Work to be completed: Every record must be repeated exactly, with no omission.

Rows:
※ ※ ※
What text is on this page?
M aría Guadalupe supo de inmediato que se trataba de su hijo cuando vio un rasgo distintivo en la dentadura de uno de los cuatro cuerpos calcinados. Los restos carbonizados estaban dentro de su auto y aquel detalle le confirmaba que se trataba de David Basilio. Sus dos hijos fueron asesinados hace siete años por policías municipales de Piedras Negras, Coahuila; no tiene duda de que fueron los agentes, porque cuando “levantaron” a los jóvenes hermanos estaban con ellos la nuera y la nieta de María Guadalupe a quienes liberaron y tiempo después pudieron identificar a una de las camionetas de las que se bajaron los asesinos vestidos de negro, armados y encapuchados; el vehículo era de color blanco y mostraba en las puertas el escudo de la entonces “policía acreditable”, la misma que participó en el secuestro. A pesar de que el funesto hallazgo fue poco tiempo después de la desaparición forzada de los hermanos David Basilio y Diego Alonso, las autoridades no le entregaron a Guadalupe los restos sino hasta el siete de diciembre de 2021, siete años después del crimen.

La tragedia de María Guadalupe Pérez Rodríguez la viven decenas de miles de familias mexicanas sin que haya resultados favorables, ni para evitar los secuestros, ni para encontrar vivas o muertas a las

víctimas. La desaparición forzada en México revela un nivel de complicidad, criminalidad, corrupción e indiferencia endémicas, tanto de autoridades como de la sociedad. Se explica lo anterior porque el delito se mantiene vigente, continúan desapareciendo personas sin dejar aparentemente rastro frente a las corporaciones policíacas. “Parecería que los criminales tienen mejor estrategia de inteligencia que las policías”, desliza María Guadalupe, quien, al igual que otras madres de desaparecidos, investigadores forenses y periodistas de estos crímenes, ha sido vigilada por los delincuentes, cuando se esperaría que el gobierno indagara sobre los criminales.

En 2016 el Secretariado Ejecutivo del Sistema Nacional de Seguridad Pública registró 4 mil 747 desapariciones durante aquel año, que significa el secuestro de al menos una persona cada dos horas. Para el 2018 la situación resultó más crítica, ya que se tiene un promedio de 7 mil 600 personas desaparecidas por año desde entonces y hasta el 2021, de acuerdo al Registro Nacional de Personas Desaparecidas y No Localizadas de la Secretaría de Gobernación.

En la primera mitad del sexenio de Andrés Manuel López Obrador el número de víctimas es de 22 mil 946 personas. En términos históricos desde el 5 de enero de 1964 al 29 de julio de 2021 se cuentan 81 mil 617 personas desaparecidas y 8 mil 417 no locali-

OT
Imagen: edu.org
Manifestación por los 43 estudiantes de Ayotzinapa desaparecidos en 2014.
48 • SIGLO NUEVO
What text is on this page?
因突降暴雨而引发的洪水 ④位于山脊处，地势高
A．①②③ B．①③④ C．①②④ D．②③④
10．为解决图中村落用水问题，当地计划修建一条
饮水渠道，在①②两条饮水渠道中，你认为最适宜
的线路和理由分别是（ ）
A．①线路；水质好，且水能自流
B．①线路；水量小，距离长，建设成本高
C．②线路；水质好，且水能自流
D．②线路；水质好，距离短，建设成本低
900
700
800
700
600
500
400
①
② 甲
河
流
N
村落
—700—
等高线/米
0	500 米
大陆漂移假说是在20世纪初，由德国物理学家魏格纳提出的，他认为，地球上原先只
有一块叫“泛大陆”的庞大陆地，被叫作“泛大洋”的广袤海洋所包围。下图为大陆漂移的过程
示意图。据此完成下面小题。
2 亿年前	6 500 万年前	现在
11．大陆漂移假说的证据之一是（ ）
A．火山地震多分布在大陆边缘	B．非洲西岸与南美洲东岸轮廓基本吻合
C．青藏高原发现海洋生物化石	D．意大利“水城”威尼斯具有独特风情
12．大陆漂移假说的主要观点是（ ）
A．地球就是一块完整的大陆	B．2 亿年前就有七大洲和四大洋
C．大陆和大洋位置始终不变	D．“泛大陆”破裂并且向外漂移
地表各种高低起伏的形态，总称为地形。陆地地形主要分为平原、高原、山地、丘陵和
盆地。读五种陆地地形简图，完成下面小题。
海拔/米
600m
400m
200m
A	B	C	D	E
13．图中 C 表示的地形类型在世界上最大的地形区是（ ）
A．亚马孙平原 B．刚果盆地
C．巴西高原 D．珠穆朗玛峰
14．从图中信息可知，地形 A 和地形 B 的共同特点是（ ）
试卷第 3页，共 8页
※ ※ ※
Task solution:
What text is on this page?
M aría Guadalupe supo de inmediato que se trataba de su hijo cuando vio un rasgo distintivo en la dentadura de uno de los cuatro cuerpos calcinados. Los restos carbonizados estaban dentro de su auto y aquel detalle le confirmaba que se trataba de David Basilio. Sus dos hijos fueron asesinados hace siete años por policías municipales de Piedras Negras, Coahuila; no tiene duda de que fueron los agentes, porque cuando “levantaron” a los jóvenes hermanos estaban con ellos la nuera y la nieta de María Guadalupe a quienes liberaron y tiempo después pudieron identificar a una de las camionetas de las que se bajaron los asesinos vestidos de negro, armados y encapuchados; el vehículo era de color blanco y mostraba en las puertas el escudo de la entonces “policía acreditable”, la misma que participó en el secuestro. A pesar de que el funesto hallazgo fue poco tiempo después de la desaparición forzada de los hermanos David Basilio y Diego Alonso, las autoridades no le entregaron a Guadalupe los restos sino hasta el siete de diciembre de 2021, siete años después del crimen.

La tragedia de María Guadalupe Pérez Rodríguez la viven decenas de miles de familias mexicanas sin que haya resultados favorables, ni para evitar los secuestros, ni para encontrar vivas o muertas a las

víctimas. La desaparición forzada en México revela un nivel de complicidad, criminalidad, corrupción e indiferencia endémicas, tanto de autoridades como de la sociedad. Se explica lo anterior porque el delito se mantiene vigente, continúan desapareciendo personas sin dejar aparentemente rastro frente a las corporaciones policíacas. “Parecería que los criminales tienen mejor estrategia de inteligencia que las policías”, desliza María Guadalupe, quien, al igual que otras madres de desaparecidos, investigadores forenses y periodistas de estos crímenes, ha sido vigilada por los delincuentes, cuando se esperaría que el gobierno indagara sobre los criminales.

En 2016 el Secretariado Ejecutivo del Sistema Nacional de Seguridad Pública registró 4 mil 747 desapariciones durante aquel año, que significa el secuestro de al menos una persona cada dos horas. Para el 2018 la situación resultó más crítica, ya que se tiene un promedio de 7 mil 600 personas desaparecidas por año desde entonces y hasta el 2021, de acuerdo al Registro Nacional de Personas Desaparecidas y No Localizadas de la Secretaría de Gobernación.

En la primera mitad del sexenio de Andrés Manuel López Obrador el número de víctimas es de 22 mil 946 personas. En términos históricos desde el 5 de enero de 1964 al 29 de julio de 2021 se cuentan 81 mil 617 personas desaparecidas y 8 mil 417 no locali-

OT
Imagen: edu.org
Manifestación por los 43 estudiantes de Ayotzinapa desaparecidos en 2014.
48 • SIGLO NUEVO
What text is on this page?
因突降暴雨而引发的洪水 ④位于山脊处，地势高
A．①②③ B．①③④ C．①②④ D．②③④
10．为解决图中村落用水问题，当地计划修建一条
饮水渠道，在①②两条饮水渠道中，你认为最适宜
的线路和理由分别是（ ）
A．①线路；水质好，且水能自流
B．①线路；水量小，距离长，建设成本高
C．②线路；水质好，且水能自流
D．②线路；水质好，距离短，建设成本低
900
700
800
700
600
500
400
①
② 甲
河
流
N
村落
—700—
等高线/米
0	500 米
大陆漂移假说是在20世纪初，由德国物理学家魏格纳提出的，他认为，地球上原先只
有一块叫“泛大陆”的庞大陆地，被叫作“泛大洋”的广袤海洋所包围。下图为大陆漂移的过程
示意图。据此完成下面小题。
2 亿年前	6 500 万年前	现在
11．大陆漂移假说的证据之一是（ ）
A．火山地震多分布在大陆边缘	B．非洲西岸与南美洲东岸轮廓基本吻合
C．青藏高原发现海洋生物化石	D．意大利“水城”威尼斯具有独特风情
12．大陆漂移假说的主要观点是（ ）
A．地球就是一块完整的大陆	B．2 亿年前就有七大洲和四大洋
C．大陆和大洋位置始终不变	D．“泛大陆”破裂并且向外漂移
地表各种高低起伏的形态，总称为地形。陆地地形主要分为平原、高原、山地、丘陵和
盆地。读五种陆地地形简图，完成下面小题。
海拔/米
600m
400m
200m
A	B	C	D	E
13．图中 C 表示的地形类型在世界上最大的地形区是（ ）
A．亚马孙平原 B．刚果盆地
C．巴西高原 D．珠穆朗玛峰
14．从图中信息可知，地形 A 和地形 B 的共同特点是（ ）
试卷第 3页，共 8页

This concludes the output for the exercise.